WORK INSTRUCTIONS
Check each line of the material. Copy those containing "common".

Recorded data
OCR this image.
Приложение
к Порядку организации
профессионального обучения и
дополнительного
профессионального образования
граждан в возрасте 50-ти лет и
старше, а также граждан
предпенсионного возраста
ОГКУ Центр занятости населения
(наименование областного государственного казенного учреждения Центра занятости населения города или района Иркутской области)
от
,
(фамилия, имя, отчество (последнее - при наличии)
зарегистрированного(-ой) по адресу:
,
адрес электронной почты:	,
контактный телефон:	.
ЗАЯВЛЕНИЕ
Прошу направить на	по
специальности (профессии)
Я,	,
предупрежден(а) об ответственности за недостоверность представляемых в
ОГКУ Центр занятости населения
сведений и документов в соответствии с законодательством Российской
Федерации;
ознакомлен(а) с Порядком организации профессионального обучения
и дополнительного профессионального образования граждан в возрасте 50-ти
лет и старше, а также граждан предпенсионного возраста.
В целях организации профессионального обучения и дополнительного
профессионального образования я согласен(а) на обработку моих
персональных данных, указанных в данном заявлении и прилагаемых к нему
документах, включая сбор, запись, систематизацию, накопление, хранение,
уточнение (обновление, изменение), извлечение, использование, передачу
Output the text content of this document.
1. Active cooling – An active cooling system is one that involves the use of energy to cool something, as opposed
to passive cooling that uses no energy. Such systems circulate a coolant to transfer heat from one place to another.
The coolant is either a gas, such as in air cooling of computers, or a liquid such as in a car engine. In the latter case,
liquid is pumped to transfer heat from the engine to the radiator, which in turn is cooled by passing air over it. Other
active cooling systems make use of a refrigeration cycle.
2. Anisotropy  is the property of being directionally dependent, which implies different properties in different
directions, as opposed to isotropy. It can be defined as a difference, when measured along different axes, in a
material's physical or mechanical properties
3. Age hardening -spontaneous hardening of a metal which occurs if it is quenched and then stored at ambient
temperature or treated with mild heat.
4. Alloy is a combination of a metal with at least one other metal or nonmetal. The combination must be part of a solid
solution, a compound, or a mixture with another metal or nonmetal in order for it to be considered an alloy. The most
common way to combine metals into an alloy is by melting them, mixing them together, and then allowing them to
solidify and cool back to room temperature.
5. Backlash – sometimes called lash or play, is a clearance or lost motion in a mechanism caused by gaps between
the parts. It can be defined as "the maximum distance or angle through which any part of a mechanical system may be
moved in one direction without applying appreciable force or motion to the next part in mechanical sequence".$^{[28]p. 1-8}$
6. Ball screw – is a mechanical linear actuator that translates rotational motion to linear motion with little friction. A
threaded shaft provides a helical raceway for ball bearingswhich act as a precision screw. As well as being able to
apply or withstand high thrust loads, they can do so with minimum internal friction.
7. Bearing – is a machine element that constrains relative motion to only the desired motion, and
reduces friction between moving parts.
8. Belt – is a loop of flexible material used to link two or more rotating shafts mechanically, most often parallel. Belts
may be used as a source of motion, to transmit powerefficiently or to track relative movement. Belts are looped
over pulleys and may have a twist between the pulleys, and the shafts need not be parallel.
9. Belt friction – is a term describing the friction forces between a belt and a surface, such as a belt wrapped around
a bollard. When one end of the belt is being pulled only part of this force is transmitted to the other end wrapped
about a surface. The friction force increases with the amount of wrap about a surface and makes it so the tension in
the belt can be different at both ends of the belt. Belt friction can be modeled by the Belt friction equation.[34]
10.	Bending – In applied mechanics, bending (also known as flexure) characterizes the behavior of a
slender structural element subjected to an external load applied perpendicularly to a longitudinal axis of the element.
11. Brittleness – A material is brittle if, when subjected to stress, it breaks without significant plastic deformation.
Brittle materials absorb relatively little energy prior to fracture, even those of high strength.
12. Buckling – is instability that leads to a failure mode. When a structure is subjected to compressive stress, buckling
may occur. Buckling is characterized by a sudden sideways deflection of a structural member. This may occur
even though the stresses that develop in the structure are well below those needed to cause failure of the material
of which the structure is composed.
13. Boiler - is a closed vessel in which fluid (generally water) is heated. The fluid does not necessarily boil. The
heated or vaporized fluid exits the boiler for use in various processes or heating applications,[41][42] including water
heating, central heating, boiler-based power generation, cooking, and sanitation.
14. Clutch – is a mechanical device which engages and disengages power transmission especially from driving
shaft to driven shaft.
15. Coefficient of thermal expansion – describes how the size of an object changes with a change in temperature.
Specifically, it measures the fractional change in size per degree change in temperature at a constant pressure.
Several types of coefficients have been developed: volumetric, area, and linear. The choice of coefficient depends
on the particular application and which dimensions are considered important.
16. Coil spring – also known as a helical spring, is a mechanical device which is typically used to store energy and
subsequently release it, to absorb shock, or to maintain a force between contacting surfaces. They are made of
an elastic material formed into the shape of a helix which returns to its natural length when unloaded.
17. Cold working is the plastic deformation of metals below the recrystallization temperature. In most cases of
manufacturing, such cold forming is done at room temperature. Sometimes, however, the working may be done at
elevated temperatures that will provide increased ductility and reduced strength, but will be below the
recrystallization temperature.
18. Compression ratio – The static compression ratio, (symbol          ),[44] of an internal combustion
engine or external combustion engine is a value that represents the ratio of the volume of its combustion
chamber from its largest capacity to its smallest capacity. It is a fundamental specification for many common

WRITTEN REPLY
common way to combine metals into an alloy is by melting them, mixing them together, and then allowing them to
chamber from its largest capacity to its smallest capacity. It is a fundamental specification for many common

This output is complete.